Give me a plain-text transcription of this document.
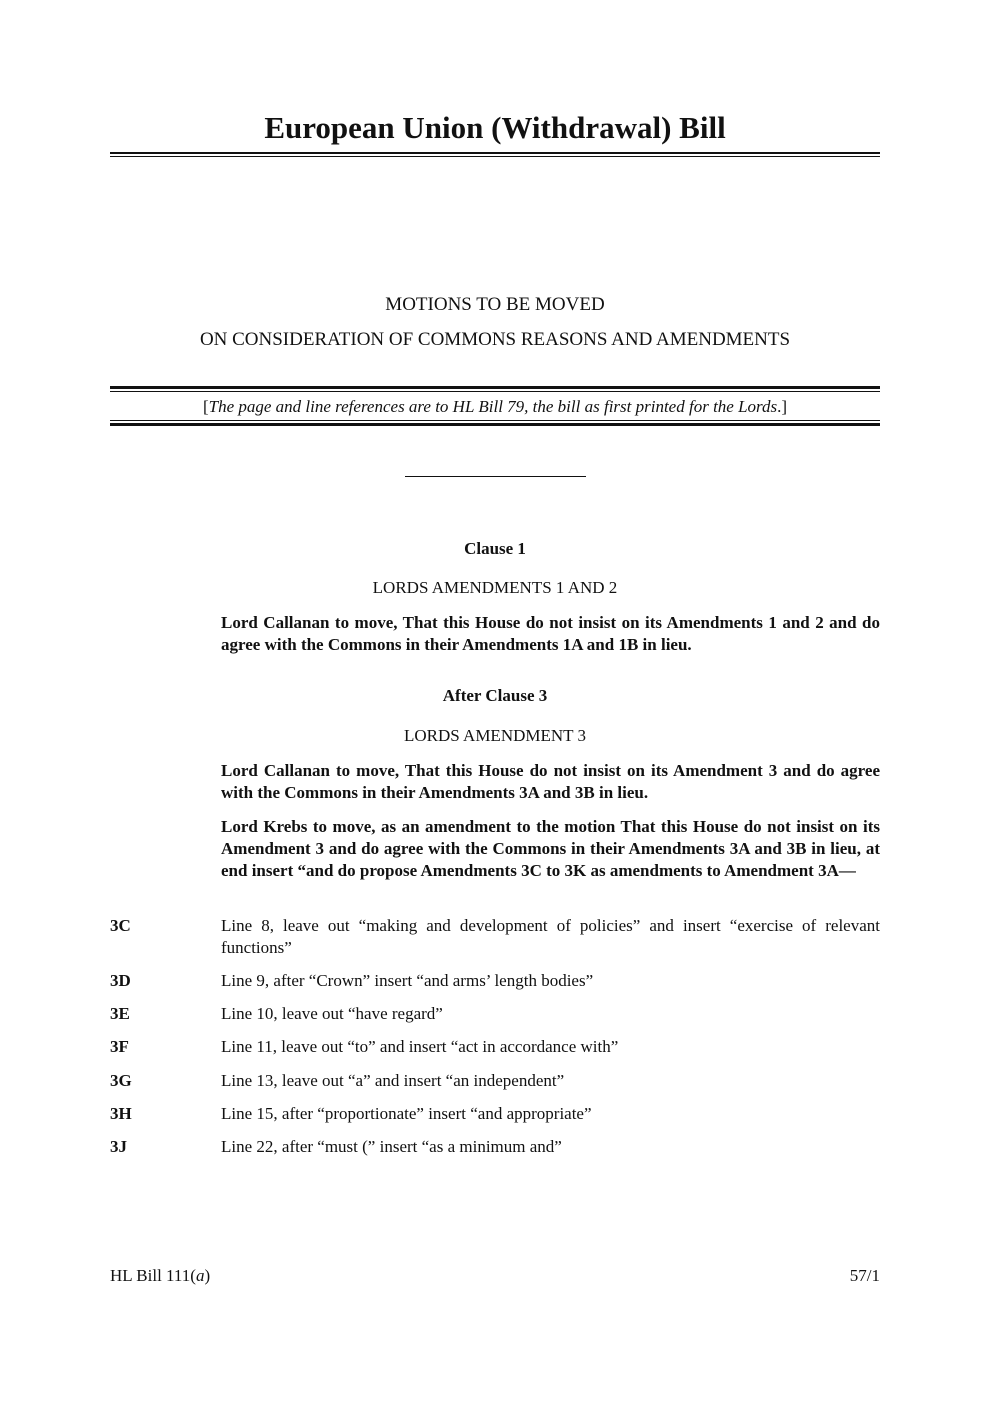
European Union (Withdrawal) Bill
MOTIONS TO BE MOVED
ON CONSIDERATION OF COMMONS REASONS AND AMENDMENTS
[The page and line references are to HL Bill 79, the bill as first printed for the Lords.]
Clause 1
LORDS AMENDMENTS 1 AND 2
Lord Callanan to move, That this House do not insist on its Amendments 1 and 2 and do agree with the Commons in their Amendments 1A and 1B in lieu.
After Clause 3
LORDS AMENDMENT 3
Lord Callanan to move, That this House do not insist on its Amendment 3 and do agree with the Commons in their Amendments 3A and 3B in lieu.
Lord Krebs to move, as an amendment to the motion That this House do not insist on its Amendment 3 and do agree with the Commons in their Amendments 3A and 3B in lieu, at end insert “and do propose Amendments 3C to 3K as amendments to Amendment 3A—
3C	Line 8, leave out “making and development of policies” and insert “exercise of relevant functions”
3D	Line 9, after “Crown” insert “and arms’ length bodies”
3E	Line 10, leave out “have regard”
3F	Line 11, leave out “to” and insert “act in accordance with”
3G	Line 13, leave out “a” and insert “an independent”
3H	Line 15, after “proportionate” insert “and appropriate”
3J	Line 22, after “must (” insert “as a minimum and”
HL Bill 111(a)	57/1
· · ·
» Short task:
Gather all lines with the string "leave" from the data.

» Finished exercise:
3C	Line 8, leave out “making and development of policies” and insert “exercise of relevant functions”
3E	Line 10, leave out “have regard”
3F	Line 11, leave out “to” and insert “act in accordance with”
3G	Line 13, leave out “a” and insert “an independent”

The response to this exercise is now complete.